### Task requirements
Check each line of the data for "this" and select those that have it.

### Material supplied
>> Start

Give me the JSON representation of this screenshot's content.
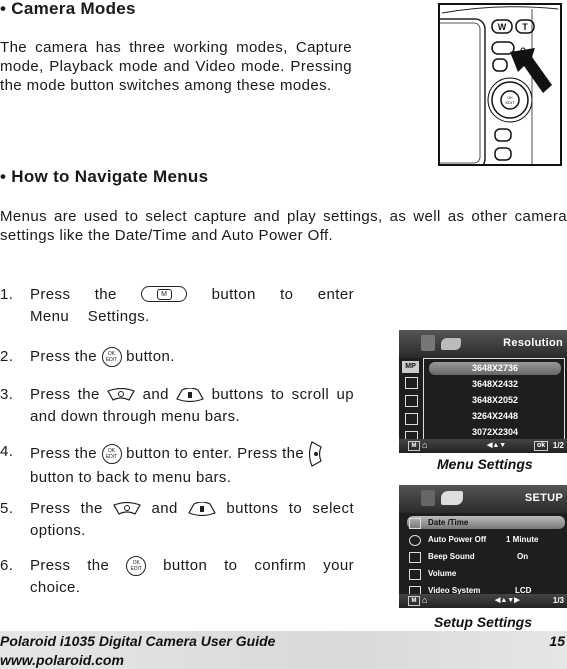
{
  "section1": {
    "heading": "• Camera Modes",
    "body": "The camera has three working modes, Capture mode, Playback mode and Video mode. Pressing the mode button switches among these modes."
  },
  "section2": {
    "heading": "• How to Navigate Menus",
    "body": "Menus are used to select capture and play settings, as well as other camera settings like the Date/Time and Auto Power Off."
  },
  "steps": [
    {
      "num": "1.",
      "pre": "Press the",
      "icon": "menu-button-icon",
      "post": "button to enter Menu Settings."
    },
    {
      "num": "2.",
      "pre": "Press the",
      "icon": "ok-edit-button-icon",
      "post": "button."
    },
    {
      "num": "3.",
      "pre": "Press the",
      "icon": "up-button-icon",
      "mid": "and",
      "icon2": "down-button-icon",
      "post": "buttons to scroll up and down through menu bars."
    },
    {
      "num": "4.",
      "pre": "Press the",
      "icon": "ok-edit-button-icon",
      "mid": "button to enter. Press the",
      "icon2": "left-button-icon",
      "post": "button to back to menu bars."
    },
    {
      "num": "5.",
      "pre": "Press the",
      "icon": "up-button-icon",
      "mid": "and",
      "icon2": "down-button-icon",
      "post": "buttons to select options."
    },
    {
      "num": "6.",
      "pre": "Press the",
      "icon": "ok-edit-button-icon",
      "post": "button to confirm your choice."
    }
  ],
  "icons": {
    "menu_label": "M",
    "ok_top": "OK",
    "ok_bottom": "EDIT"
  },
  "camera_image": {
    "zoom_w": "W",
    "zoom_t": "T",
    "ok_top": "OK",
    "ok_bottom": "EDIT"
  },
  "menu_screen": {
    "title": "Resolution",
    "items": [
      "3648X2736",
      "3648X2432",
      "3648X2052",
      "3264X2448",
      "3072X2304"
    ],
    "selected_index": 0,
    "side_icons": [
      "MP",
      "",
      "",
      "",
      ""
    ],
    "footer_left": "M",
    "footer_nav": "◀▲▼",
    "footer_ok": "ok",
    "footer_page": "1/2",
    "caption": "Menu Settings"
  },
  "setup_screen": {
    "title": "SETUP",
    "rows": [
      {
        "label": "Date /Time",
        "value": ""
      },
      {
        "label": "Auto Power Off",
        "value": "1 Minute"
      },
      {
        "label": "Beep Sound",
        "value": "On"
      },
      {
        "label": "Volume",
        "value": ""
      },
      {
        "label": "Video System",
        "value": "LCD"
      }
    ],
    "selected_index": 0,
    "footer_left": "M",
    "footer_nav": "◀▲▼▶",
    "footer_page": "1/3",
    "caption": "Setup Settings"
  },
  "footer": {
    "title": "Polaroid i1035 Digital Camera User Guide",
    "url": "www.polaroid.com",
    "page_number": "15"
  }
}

>> End
>> Start

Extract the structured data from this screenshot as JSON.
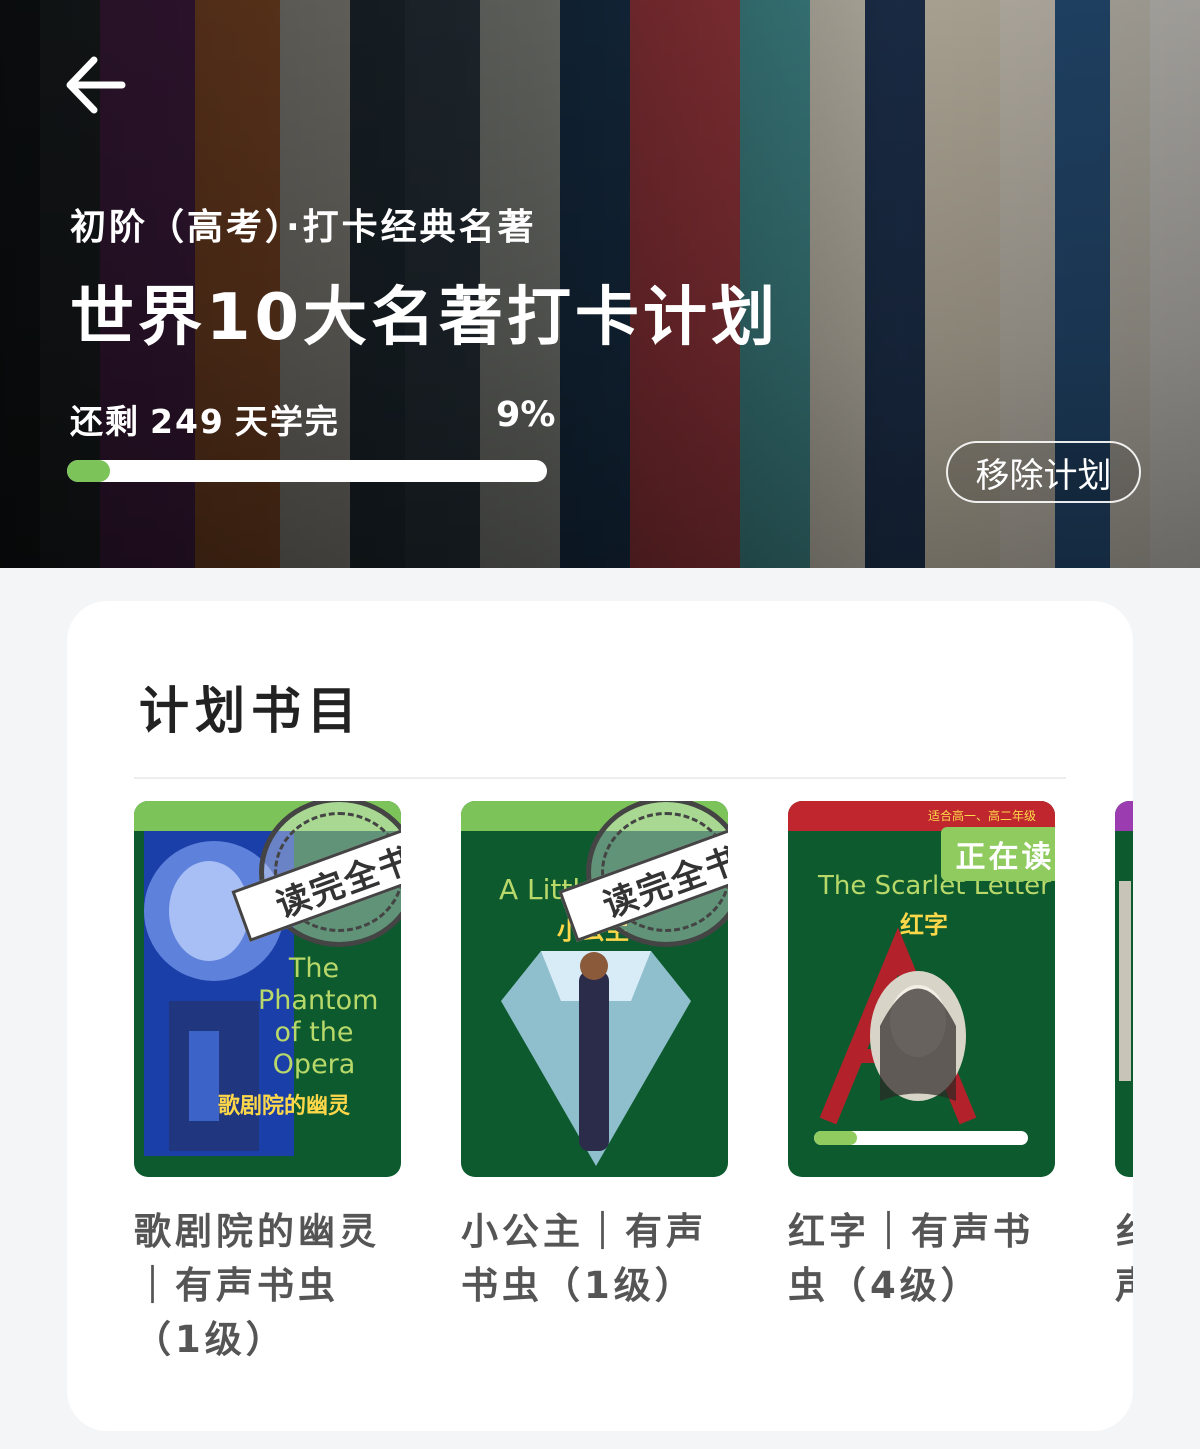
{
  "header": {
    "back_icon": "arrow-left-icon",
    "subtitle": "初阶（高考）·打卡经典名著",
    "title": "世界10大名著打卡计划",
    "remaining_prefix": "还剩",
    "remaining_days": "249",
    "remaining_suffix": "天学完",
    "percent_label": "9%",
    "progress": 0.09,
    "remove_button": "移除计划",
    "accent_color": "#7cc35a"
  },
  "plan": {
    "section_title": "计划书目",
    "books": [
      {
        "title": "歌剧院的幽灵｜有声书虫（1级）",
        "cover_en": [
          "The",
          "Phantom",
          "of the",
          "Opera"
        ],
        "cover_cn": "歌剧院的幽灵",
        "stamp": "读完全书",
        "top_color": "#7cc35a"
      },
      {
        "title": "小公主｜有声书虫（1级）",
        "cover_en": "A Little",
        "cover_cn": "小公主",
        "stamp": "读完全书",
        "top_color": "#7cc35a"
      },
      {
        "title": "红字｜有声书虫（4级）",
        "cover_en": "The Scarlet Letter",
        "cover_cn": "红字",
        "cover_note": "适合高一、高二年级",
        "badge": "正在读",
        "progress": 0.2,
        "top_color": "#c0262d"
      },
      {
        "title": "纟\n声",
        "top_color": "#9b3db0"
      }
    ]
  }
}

>> End

### Task output
Give me the JSON representation of this screenshot's content.
Extract the structured data from this screenshot as JSON.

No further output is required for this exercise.